## Work to complete
Set every record down verbatim and omit the pictures.

========================

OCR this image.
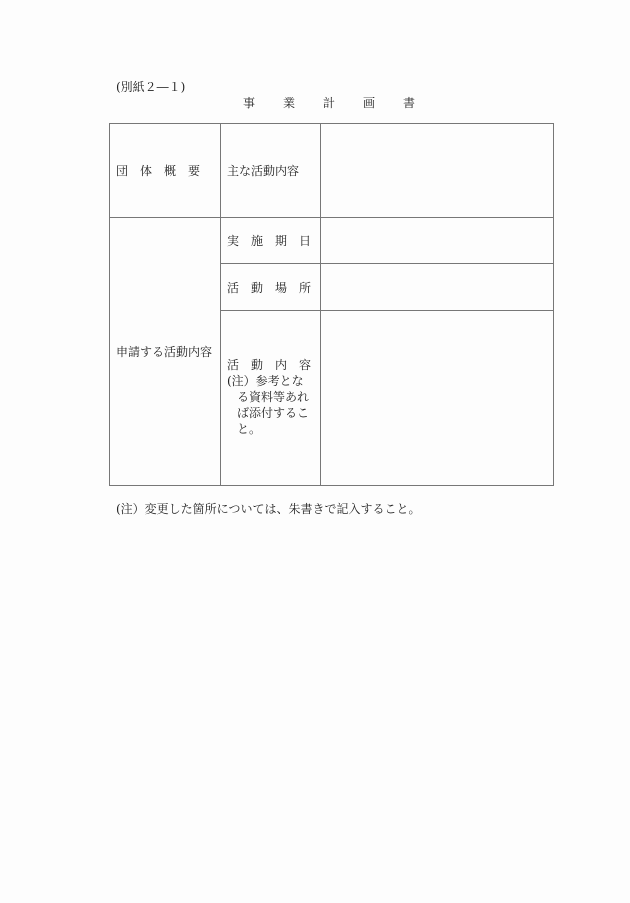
(別紙２―１)
事 業 計 画 書
団　体　概　要	主な活動内容	
申請する活動内容	実　施　期　日	
	活　動　場　所	

	活　動　内　容
(注）参考とな
る資料等あれ
ば添付するこ
と。	

(注）変更した箇所については、朱書きで記入すること。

========================

## Solution to the problem
OCR this image.
(別紙２―１)
事 業 計 画 書
団　体　概　要	主な活動内容	
申請する活動内容	実　施　期　日	
	活　動　場　所	

	活　動　内　容
(注）参考とな
る資料等あれ
ば添付するこ
と。	

(注）変更した箇所については、朱書きで記入すること。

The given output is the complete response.